Return each line of the listing below, unchanged, and omit the images.

Given data:
+ + + + + + +

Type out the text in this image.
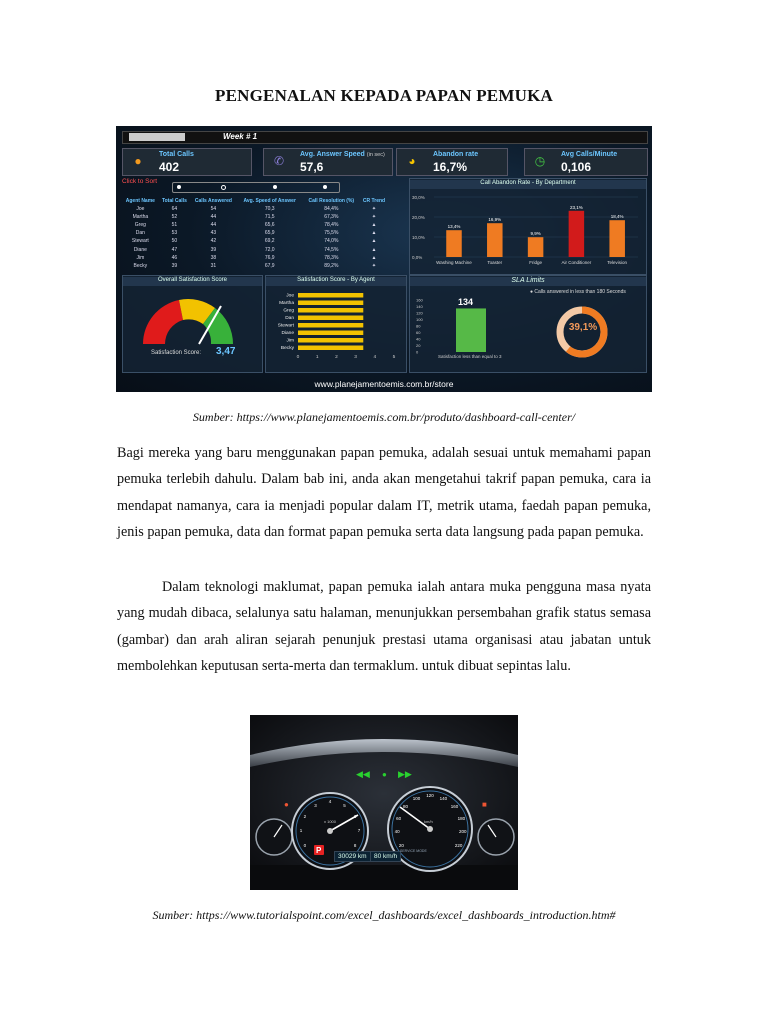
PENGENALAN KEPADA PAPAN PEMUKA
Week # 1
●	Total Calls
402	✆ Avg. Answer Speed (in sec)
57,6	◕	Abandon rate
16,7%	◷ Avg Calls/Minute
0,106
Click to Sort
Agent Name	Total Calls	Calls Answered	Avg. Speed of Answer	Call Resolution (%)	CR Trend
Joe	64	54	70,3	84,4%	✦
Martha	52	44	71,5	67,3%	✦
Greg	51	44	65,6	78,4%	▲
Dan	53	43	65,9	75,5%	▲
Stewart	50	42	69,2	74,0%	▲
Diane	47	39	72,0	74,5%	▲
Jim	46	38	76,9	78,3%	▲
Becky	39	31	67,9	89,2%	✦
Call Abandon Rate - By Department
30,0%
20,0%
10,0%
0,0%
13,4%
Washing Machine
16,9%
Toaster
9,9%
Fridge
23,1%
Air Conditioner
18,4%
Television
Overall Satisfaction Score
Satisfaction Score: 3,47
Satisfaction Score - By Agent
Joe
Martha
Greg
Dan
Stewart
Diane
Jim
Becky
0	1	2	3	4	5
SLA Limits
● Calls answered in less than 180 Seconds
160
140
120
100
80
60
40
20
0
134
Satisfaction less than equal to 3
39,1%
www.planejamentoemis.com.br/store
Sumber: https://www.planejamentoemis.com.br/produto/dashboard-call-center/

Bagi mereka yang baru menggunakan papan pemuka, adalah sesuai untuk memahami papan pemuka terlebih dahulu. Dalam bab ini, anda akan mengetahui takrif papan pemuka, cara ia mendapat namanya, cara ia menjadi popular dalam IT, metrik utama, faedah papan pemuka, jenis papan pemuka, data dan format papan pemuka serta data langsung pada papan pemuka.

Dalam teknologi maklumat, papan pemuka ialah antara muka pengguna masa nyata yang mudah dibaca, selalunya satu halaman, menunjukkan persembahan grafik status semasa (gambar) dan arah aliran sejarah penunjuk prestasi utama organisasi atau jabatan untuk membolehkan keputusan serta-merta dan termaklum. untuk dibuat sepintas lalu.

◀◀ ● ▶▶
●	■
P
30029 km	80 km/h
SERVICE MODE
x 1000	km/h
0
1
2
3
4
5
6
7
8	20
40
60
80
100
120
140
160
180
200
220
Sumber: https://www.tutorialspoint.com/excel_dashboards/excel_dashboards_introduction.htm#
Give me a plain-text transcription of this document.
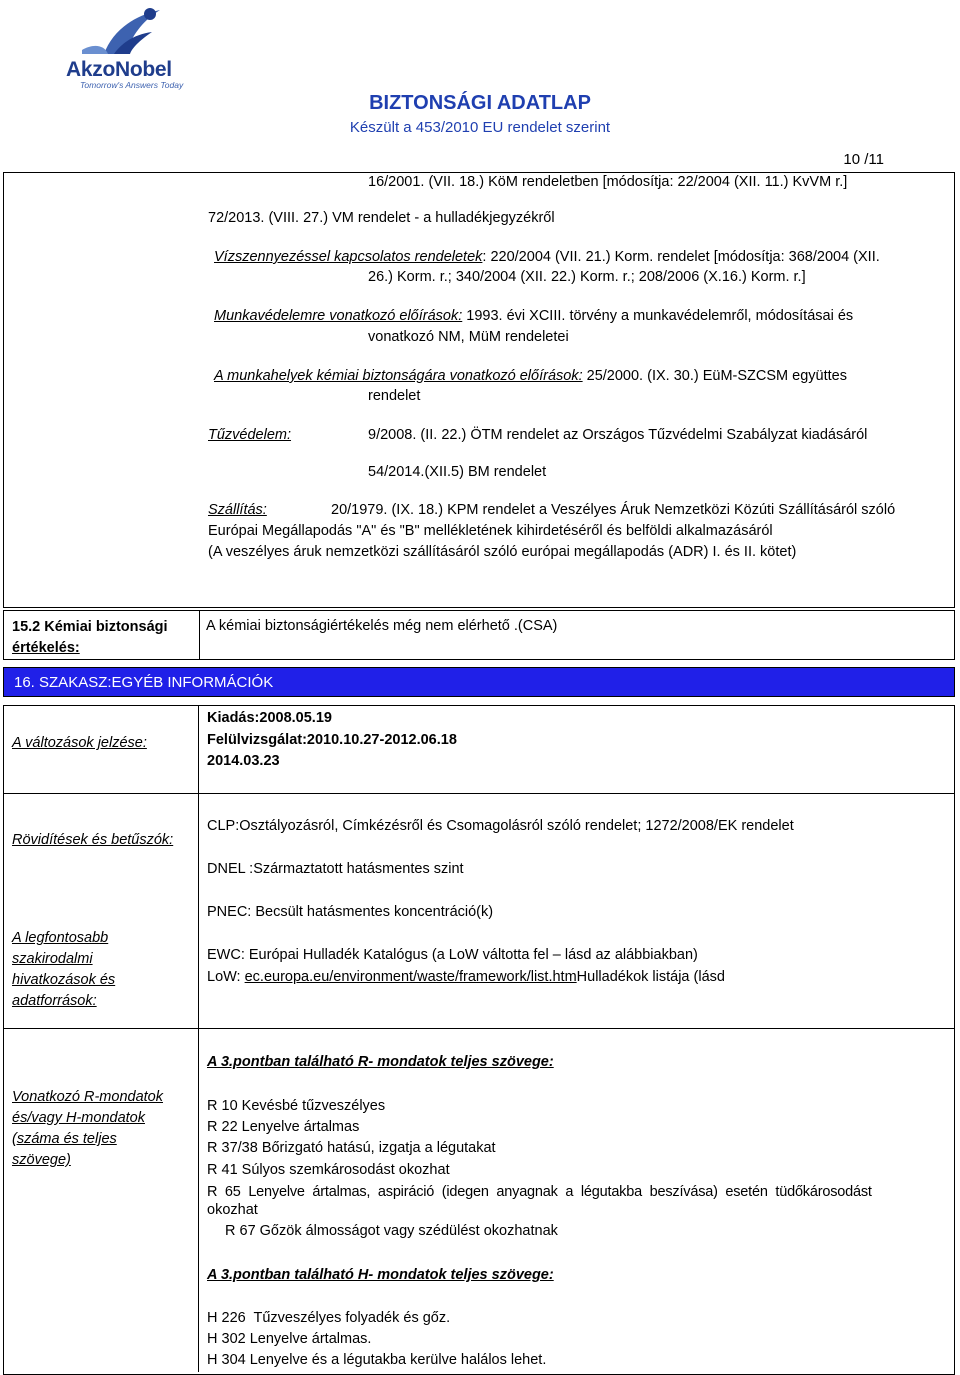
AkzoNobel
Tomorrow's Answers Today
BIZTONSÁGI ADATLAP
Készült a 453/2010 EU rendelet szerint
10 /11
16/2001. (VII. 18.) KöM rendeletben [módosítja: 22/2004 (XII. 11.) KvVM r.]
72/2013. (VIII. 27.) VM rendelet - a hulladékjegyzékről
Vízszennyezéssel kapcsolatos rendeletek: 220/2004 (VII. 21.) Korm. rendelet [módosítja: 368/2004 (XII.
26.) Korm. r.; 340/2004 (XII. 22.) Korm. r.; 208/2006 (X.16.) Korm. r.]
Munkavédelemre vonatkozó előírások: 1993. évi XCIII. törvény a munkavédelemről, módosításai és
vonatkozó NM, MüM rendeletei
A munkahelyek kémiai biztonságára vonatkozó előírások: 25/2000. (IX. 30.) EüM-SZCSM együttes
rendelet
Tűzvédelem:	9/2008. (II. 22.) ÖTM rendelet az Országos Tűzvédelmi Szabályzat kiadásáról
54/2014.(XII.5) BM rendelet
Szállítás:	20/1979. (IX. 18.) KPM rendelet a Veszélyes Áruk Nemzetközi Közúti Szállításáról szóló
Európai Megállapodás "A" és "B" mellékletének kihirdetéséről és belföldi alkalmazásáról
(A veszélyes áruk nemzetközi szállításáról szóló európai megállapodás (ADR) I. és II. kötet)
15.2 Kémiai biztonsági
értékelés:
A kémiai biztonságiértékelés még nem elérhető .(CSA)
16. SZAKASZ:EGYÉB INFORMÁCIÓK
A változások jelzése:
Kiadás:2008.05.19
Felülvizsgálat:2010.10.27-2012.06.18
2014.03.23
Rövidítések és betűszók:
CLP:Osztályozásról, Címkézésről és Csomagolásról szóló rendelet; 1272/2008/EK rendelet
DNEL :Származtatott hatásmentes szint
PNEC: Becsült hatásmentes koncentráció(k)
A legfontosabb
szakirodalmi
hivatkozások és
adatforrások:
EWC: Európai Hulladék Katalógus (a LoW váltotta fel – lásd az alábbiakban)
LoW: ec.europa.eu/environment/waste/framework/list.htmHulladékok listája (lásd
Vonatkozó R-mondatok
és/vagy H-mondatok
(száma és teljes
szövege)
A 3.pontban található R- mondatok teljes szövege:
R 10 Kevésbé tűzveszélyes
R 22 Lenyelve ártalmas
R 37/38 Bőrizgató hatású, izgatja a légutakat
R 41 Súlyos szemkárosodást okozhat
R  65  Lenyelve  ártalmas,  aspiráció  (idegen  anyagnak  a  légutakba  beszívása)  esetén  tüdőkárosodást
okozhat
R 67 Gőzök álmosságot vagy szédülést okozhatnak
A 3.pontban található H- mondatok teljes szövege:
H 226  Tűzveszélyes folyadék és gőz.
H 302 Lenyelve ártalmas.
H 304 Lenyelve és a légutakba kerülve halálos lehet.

+ + + + + + +

Response to the task:
Type out the text in this image.
PENGENALAN KEPADA PAPAN PEMUKA
Week # 1
●	Total Calls
402	✆ Avg. Answer Speed (in sec)
57,6	◕	Abandon rate
16,7%	◷ Avg Calls/Minute
0,106
Click to Sort
Agent Name	Total Calls	Calls Answered	Avg. Speed of Answer	Call Resolution (%)	CR Trend
Joe	64	54	70,3	84,4%	✦
Martha	52	44	71,5	67,3%	✦
Greg	51	44	65,6	78,4%	▲
Dan	53	43	65,9	75,5%	▲
Stewart	50	42	69,2	74,0%	▲
Diane	47	39	72,0	74,5%	▲
Jim	46	38	76,9	78,3%	▲
Becky	39	31	67,9	89,2%	✦
Call Abandon Rate - By Department
30,0%
20,0%
10,0%
0,0%
13,4%
Washing Machine
16,9%
Toaster
9,9%
Fridge
23,1%
Air Conditioner
18,4%
Television
Overall Satisfaction Score
Satisfaction Score: 3,47
Satisfaction Score - By Agent
Joe
Martha
Greg
Dan
Stewart
Diane
Jim
Becky
0	1	2	3	4	5
SLA Limits
● Calls answered in less than 180 Seconds
160
140
120
100
80
60
40
20
0
134
Satisfaction less than equal to 3
39,1%
www.planejamentoemis.com.br/store
Sumber: https://www.planejamentoemis.com.br/produto/dashboard-call-center/

Bagi mereka yang baru menggunakan papan pemuka, adalah sesuai untuk memahami papan pemuka terlebih dahulu. Dalam bab ini, anda akan mengetahui takrif papan pemuka, cara ia mendapat namanya, cara ia menjadi popular dalam IT, metrik utama, faedah papan pemuka, jenis papan pemuka, data dan format papan pemuka serta data langsung pada papan pemuka.

Dalam teknologi maklumat, papan pemuka ialah antara muka pengguna masa nyata yang mudah dibaca, selalunya satu halaman, menunjukkan persembahan grafik status semasa (gambar) dan arah aliran sejarah penunjuk prestasi utama organisasi atau jabatan untuk membolehkan keputusan serta-merta dan termaklum. untuk dibuat sepintas lalu.

◀◀ ● ▶▶
●	■
P
30029 km	80 km/h
SERVICE MODE
x 1000	km/h
0
1
2
3
4
5
6
7
8	20
40
60
80
100
120
140
160
180
200
220
Sumber: https://www.tutorialspoint.com/excel_dashboards/excel_dashboards_introduction.htm#
Give me a plain-text transcription of this document.
AkzoNobel
Tomorrow's Answers Today
BIZTONSÁGI ADATLAP
Készült a 453/2010 EU rendelet szerint
10 /11
16/2001. (VII. 18.) KöM rendeletben [módosítja: 22/2004 (XII. 11.) KvVM r.]
72/2013. (VIII. 27.) VM rendelet - a hulladékjegyzékről
Vízszennyezéssel kapcsolatos rendeletek: 220/2004 (VII. 21.) Korm. rendelet [módosítja: 368/2004 (XII.
26.) Korm. r.; 340/2004 (XII. 22.) Korm. r.; 208/2006 (X.16.) Korm. r.]
Munkavédelemre vonatkozó előírások: 1993. évi XCIII. törvény a munkavédelemről, módosításai és
vonatkozó NM, MüM rendeletei
A munkahelyek kémiai biztonságára vonatkozó előírások: 25/2000. (IX. 30.) EüM-SZCSM együttes
rendelet
Tűzvédelem:	9/2008. (II. 22.) ÖTM rendelet az Országos Tűzvédelmi Szabályzat kiadásáról
54/2014.(XII.5) BM rendelet
Szállítás:	20/1979. (IX. 18.) KPM rendelet a Veszélyes Áruk Nemzetközi Közúti Szállításáról szóló
Európai Megállapodás "A" és "B" mellékletének kihirdetéséről és belföldi alkalmazásáról
(A veszélyes áruk nemzetközi szállításáról szóló európai megállapodás (ADR) I. és II. kötet)
15.2 Kémiai biztonsági
értékelés:
A kémiai biztonságiértékelés még nem elérhető .(CSA)
16. SZAKASZ:EGYÉB INFORMÁCIÓK
A változások jelzése:
Kiadás:2008.05.19
Felülvizsgálat:2010.10.27-2012.06.18
2014.03.23
Rövidítések és betűszók:
CLP:Osztályozásról, Címkézésről és Csomagolásról szóló rendelet; 1272/2008/EK rendelet
DNEL :Származtatott hatásmentes szint
PNEC: Becsült hatásmentes koncentráció(k)
A legfontosabb
szakirodalmi
hivatkozások és
adatforrások:
EWC: Európai Hulladék Katalógus (a LoW váltotta fel – lásd az alábbiakban)
LoW: ec.europa.eu/environment/waste/framework/list.htmHulladékok listája (lásd
Vonatkozó R-mondatok
és/vagy H-mondatok
(száma és teljes
szövege)
A 3.pontban található R- mondatok teljes szövege:
R 10 Kevésbé tűzveszélyes
R 22 Lenyelve ártalmas
R 37/38 Bőrizgató hatású, izgatja a légutakat
R 41 Súlyos szemkárosodást okozhat
R  65  Lenyelve  ártalmas,  aspiráció  (idegen  anyagnak  a  légutakba  beszívása)  esetén  tüdőkárosodást
okozhat
R 67 Gőzök álmosságot vagy szédülést okozhatnak
A 3.pontban található H- mondatok teljes szövege:
H 226  Tűzveszélyes folyadék és gőz.
H 302 Lenyelve ártalmas.
H 304 Lenyelve és a légutakba kerülve halálos lehet.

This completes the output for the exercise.